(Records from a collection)
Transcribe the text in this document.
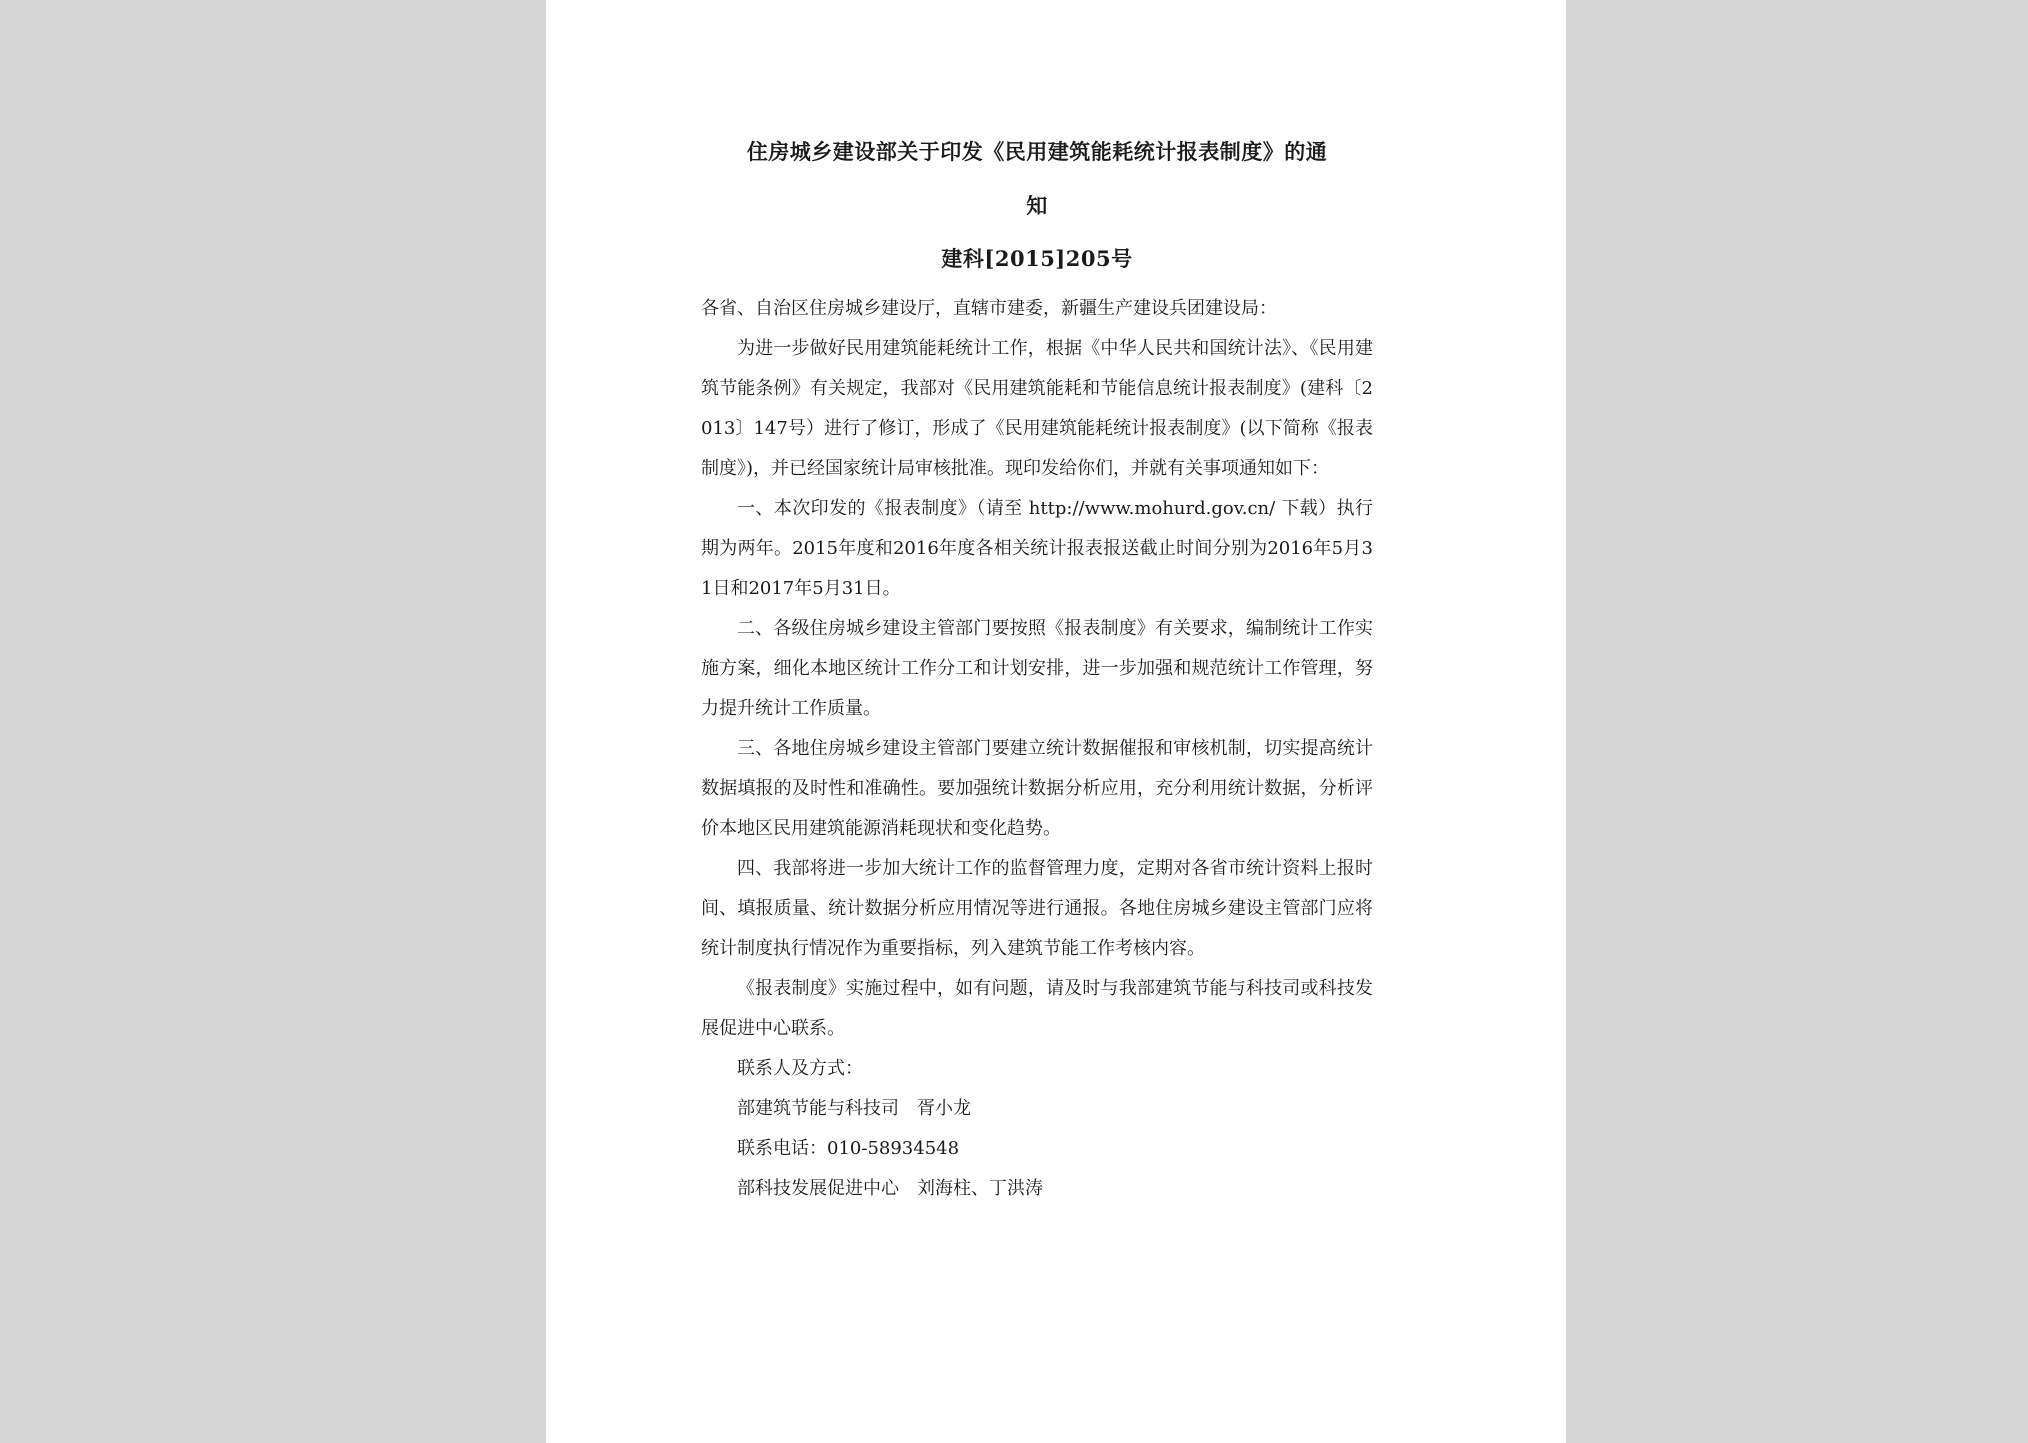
住房城乡建设部关于印发《民用建筑能耗统计报表制度》的通
知
建科[2015]205号

各省、自治区住房城乡建设厅，直辖市建委，新疆生产建设兵团建设局：

为进一步做好民用建筑能耗统计工作，根据《中华人民共和国统计法》、《民用建筑节能条例》有关规定，我部对《民用建筑能耗和节能信息统计报表制度》(建科〔2013〕147号）进行了修订，形成了《民用建筑能耗统计报表制度》(以下简称《报表制度》)，并已经国家统计局审核批准。现印发给你们，并就有关事项通知如下：

一、本次印发的《报表制度》（请至 http://www.mohurd.gov.cn/ 下载）执行期为两年。2015年度和2016年度各相关统计报表报送截止时间分别为2016年5月31日和2017年5月31日。

二、各级住房城乡建设主管部门要按照《报表制度》有关要求，编制统计工作实施方案，细化本地区统计工作分工和计划安排，进一步加强和规范统计工作管理，努力提升统计工作质量。

三、各地住房城乡建设主管部门要建立统计数据催报和审核机制，切实提高统计数据填报的及时性和准确性。要加强统计数据分析应用，充分利用统计数据，分析评价本地区民用建筑能源消耗现状和变化趋势。

四、我部将进一步加大统计工作的监督管理力度，定期对各省市统计资料上报时间、填报质量、统计数据分析应用情况等进行通报。各地住房城乡建设主管部门应将统计制度执行情况作为重要指标，列入建筑节能工作考核内容。

《报表制度》实施过程中，如有问题，请及时与我部建筑节能与科技司或科技发展促进中心联系。

联系人及方式：

部建筑节能与科技司　胥小龙

联系电话：010-58934548

部科技发展促进中心　刘海柱、丁洪涛
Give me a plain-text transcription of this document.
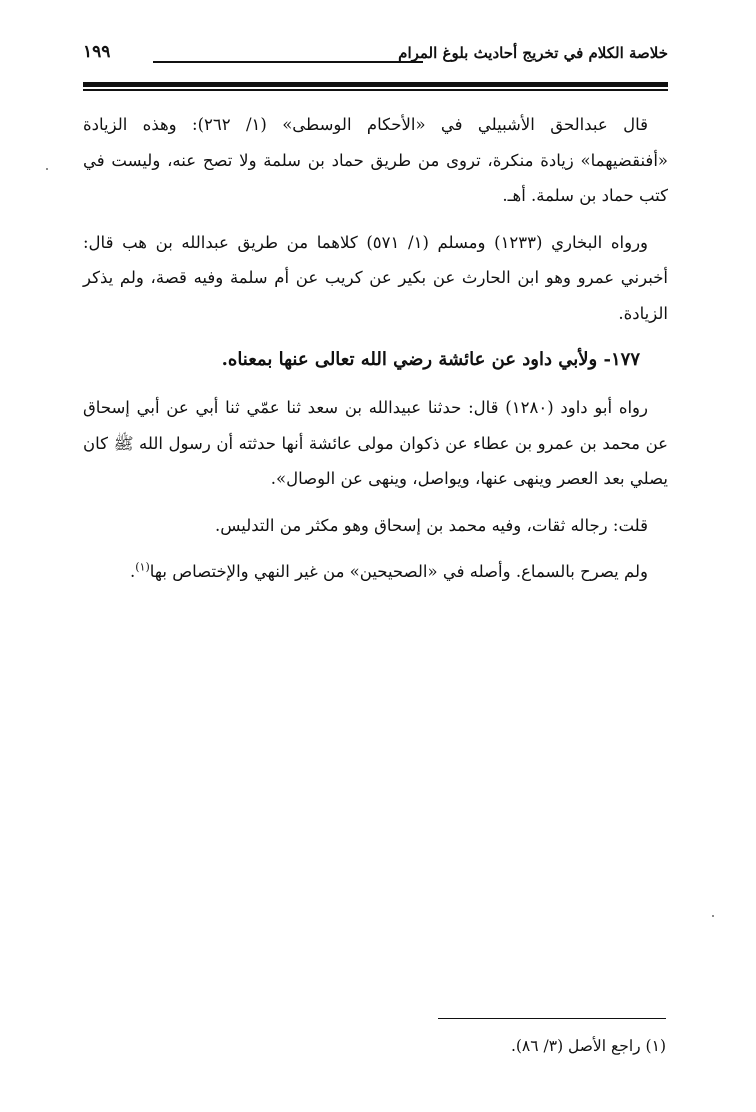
خلاصة الكلام في تخريج أحاديث بلوغ المرام
١٩٩

قال عبدالحق الأشبيلي في «الأحكام الوسطى» (١/ ٢٦٢): وهذه الزيادة «أفنقضيهما» زيادة منكرة، تروى من طريق حماد بن سلمة ولا تصح عنه، وليست في كتب حماد بن سلمة. أهـ.

ورواه البخاري (١٢٣٣) ومسلم (١/ ٥٧١) كلاهما من طريق عبدالله بن هب قال: أخبرني عمرو وهو ابن الحارث عن بكير عن كريب عن أم سلمة وفيه قصة، ولم يذكر الزيادة.

١٧٧- ولأبي داود عن عائشة رضي الله تعالى عنها بمعناه.

رواه أبو داود (١٢٨٠) قال: حدثنا عبيدالله بن سعد ثنا عمّي ثنا أبي عن أبي إسحاق عن محمد بن عمرو بن عطاء عن ذكوان مولى عائشة أنها حدثته أن رسول الله ﷺ كان يصلي بعد العصر وينهى عنها، ويواصل، وينهى عن الوصال».

قلت: رجاله ثقات، وفيه محمد بن إسحاق وهو مكثر من التدليس.

ولم يصرح بالسماع. وأصله في «الصحيحين» من غير النهي والإختصاص بها$^{(١)}$.

(١) راجع الأصل (٣/ ٨٦).
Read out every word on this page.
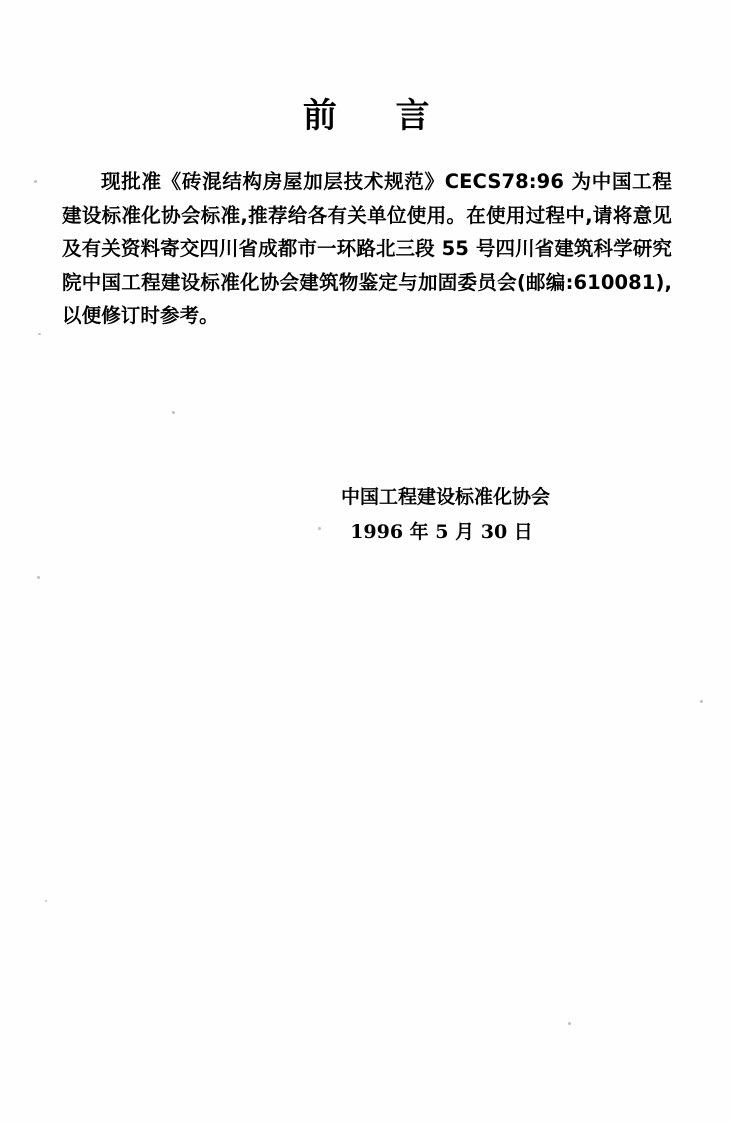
前 言

现批准《砖混结构房屋加层技术规范》CECS78:96 为中国工程建设标准化协会标准,推荐给各有关单位使用。在使用过程中,请将意见及有关资料寄交四川省成都市一环路北三段 55 号四川省建筑科学研究院中国工程建设标准化协会建筑物鉴定与加固委员会(邮编:610081),以便修订时参考。

中国工程建设标准化协会
1996 年 5 月 30 日
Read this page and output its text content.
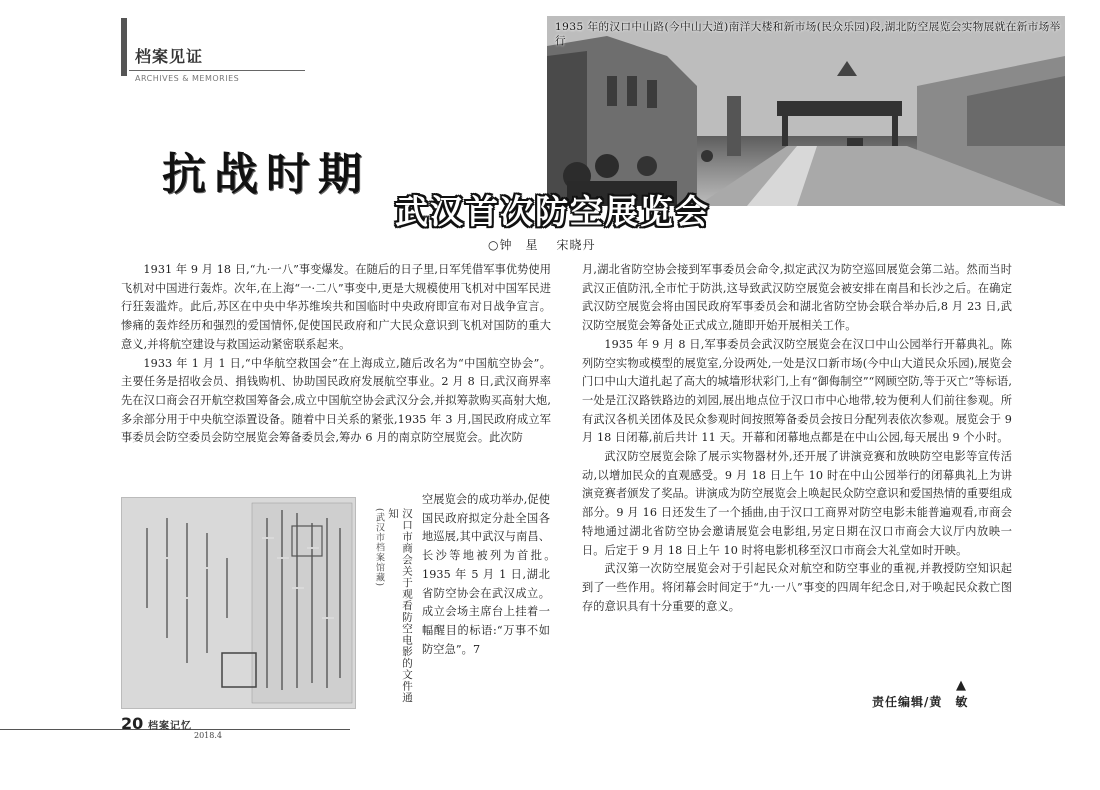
档案见证
ARCHIVES & MEMORIES
1935 年的汉口中山路(今中山大道)南洋大楼和新市场(民众乐园)段,湖北防空展览会实物展就在新市场举行
抗战时期
武汉首次防空展览会
○钟　星 宋晓丹

1931 年 9 月 18 日,“九·一八”事变爆发。在随后的日子里,日军凭借军事优势使用飞机对中国进行轰炸。次年,在上海“一·二八”事变中,更是大规模使用飞机对中国军民进行狂轰滥炸。此后,苏区在中央中华苏维埃共和国临时中央政府即宣布对日战争宣言。惨痛的轰炸经历和强烈的爱国情怀,促使国民政府和广大民众意识到飞机对国防的重大意义,并将航空建设与救国运动紧密联系起来。

1933 年 1 月 1 日,“中华航空救国会”在上海成立,随后改名为“中国航空协会”。主要任务是招收会员、捐钱购机、协助国民政府发展航空事业。2 月 8 日,武汉商界率先在汉口商会召开航空救国筹备会,成立中国航空协会武汉分会,并拟筹款购买高射大炮,多余部分用于中央航空添置设备。随着中日关系的紧张,1935 年 3 月,国民政府成立军事委员会防空委员会防空展览会筹备委员会,筹办 6 月的南京防空展览会。此次防

空展览会的成功举办,促使国民政府拟定分赴全国各地巡展,其中武汉与南昌、长沙等地被列为首批。　　1935 年 5 月 1 日,湖北省防空协会在武汉成立。成立会场主席台上挂着一幅醒目的标语:“万事不如防空急”。7

汉口市商会关于观看防空电影的文件通知
(武汉市档案馆藏)

月,湖北省防空协会接到军事委员会命令,拟定武汉为防空巡回展览会第二站。然而当时武汉正值防汛,全市忙于防洪,这导致武汉防空展览会被安排在南昌和长沙之后。在确定武汉防空展览会将由国民政府军事委员会和湖北省防空协会联合举办后,8 月 23 日,武汉防空展览会筹备处正式成立,随即开始开展相关工作。

1935 年 9 月 8 日,军事委员会武汉防空展览会在汉口中山公园举行开幕典礼。陈列防空实物或模型的展览室,分设两处,一处是汉口新市场(今中山大道民众乐园),展览会门口中山大道扎起了高大的城墙形状彩门,上有“御侮制空”“网顾空防,等于灭亡”等标语,一处是江汉路铁路边的刘园,展出地点位于汉口市中心地带,较为便利人们前往参观。所有武汉各机关团体及民众参观时间按照筹备委员会按日分配列表依次参观。展览会于 9 月 18 日闭幕,前后共计 11 天。开幕和闭幕地点都是在中山公园,每天展出 9 个小时。

武汉防空展览会除了展示实物器材外,还开展了讲演竞赛和放映防空电影等宣传活动,以增加民众的直观感受。9 月 18 日上午 10 时在中山公园举行的闭幕典礼上为讲演竞赛者颁发了奖品。讲演成为防空展览会上唤起民众防空意识和爱国热情的重要组成部分。9 月 16 日还发生了一个插曲,由于汉口工商界对防空电影未能普遍观看,市商会特地通过湖北省防空协会邀请展览会电影组,另定日期在汉口市商会大议厅内放映一日。后定于 9 月 18 日上午 10 时将电影机移至汉口市商会大礼堂如时开映。

武汉第一次防空展览会对于引起民众对航空和防空事业的重视,并教授防空知识起到了一些作用。将闭幕会时间定于“九·一八”事变的四周年纪念日,对于唤起民众救亡图存的意识具有十分重要的意义。

▲
责任编辑/黄　敏
20 档案记忆
2018.4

# WHAT THE EXERCISE ASKS
Return each line among the entries that holds the word "سلمة".

# THE RESPONSE
قال عبدالحق الأشبيلي في «الأحكام الوسطى» (١/ ٢٦٢): وهذه الزيادة «أفنقضيهما» زيادة منكرة، تروى من طريق حماد بن سلمة ولا تصح عنه، وليست في كتب حماد بن سلمة. أهـ.
ورواه البخاري (١٢٣٣) ومسلم (١/ ٥٧١) كلاهما من طريق عبدالله بن هب قال: أخبرني عمرو وهو ابن الحارث عن بكير عن كريب عن أم سلمة وفيه قصة، ولم يذكر الزيادة.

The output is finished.